[Challenge] Among the entries below, find how many lines carry the word "mais" and state only that figure.

[Supplied records]
⁂

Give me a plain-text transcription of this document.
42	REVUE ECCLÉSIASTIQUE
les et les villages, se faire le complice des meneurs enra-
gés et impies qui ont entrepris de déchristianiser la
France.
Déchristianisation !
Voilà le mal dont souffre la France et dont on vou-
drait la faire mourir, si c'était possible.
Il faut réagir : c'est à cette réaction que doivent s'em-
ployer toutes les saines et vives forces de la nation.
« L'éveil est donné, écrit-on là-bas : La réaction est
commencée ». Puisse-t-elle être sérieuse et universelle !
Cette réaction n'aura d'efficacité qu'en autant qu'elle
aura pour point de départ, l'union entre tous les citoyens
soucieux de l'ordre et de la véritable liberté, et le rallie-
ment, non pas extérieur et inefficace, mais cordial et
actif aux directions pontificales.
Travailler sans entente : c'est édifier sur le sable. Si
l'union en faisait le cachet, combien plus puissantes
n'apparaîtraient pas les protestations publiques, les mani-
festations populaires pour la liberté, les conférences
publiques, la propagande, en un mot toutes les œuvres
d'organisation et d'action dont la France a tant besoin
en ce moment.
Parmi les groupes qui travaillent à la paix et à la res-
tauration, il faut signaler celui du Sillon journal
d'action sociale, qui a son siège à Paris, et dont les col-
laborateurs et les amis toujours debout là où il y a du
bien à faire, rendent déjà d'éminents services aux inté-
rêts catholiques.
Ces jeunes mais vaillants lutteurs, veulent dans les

⁂

[Solution to this task] 2